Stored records
___

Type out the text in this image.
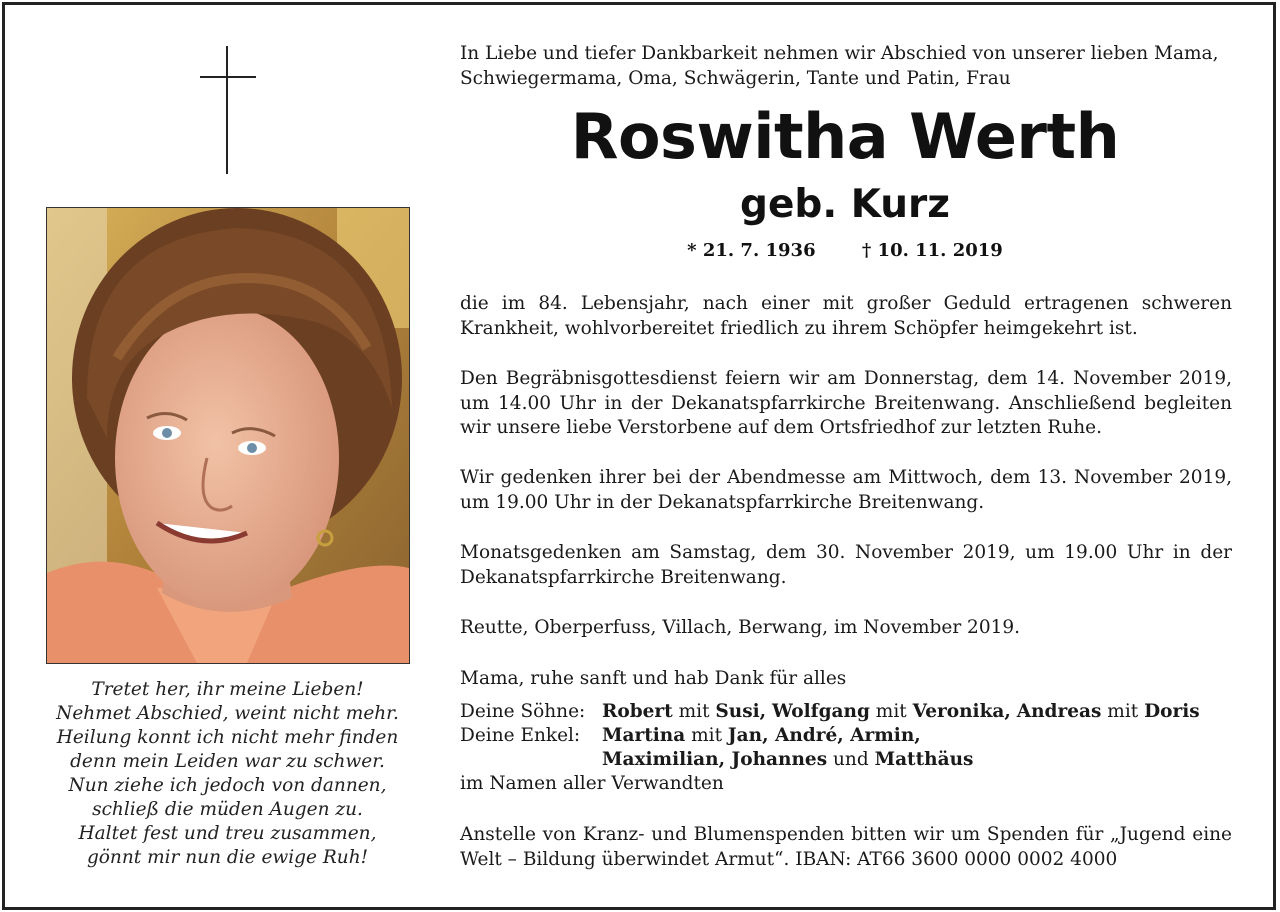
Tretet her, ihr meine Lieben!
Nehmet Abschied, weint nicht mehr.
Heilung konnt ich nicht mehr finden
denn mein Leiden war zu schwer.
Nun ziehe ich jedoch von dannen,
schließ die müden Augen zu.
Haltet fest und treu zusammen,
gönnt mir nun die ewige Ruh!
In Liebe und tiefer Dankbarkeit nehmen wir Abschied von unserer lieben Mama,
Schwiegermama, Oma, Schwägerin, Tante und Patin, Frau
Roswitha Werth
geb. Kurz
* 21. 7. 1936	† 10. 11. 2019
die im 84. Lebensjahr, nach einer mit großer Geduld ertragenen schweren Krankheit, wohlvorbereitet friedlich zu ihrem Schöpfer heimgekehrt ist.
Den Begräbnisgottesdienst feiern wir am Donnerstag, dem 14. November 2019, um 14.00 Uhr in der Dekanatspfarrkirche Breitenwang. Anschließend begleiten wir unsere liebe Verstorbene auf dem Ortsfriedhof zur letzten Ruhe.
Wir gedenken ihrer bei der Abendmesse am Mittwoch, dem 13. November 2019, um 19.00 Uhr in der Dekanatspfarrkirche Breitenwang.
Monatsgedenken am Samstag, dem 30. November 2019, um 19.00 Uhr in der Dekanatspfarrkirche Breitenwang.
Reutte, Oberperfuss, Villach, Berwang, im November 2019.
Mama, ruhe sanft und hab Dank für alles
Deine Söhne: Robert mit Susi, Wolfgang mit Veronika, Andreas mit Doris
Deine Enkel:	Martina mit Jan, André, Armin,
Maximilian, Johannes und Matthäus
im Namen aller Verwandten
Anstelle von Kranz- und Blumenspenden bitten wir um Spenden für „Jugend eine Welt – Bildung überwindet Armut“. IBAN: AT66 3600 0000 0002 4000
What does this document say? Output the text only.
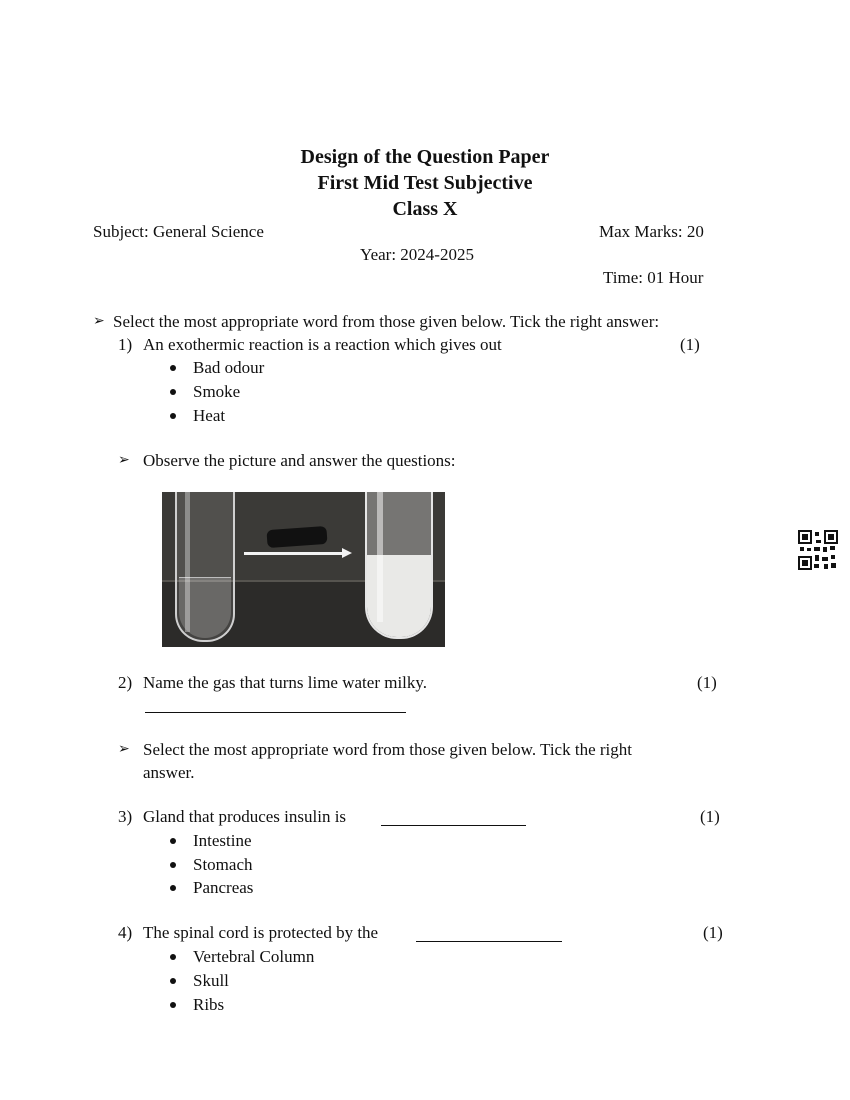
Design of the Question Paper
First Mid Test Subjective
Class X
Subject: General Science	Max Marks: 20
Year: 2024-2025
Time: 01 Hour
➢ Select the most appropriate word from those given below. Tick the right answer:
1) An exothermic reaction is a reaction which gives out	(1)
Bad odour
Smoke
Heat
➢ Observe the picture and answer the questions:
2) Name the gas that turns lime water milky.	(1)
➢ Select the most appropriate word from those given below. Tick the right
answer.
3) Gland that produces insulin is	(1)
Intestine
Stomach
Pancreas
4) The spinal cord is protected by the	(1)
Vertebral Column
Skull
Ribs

___

Description of the task:
Collect the lines of the records that include the string "given".

Exercise solution:
➢ Select the most appropriate word from those given below. Tick the right answer:
➢ Select the most appropriate word from those given below. Tick the right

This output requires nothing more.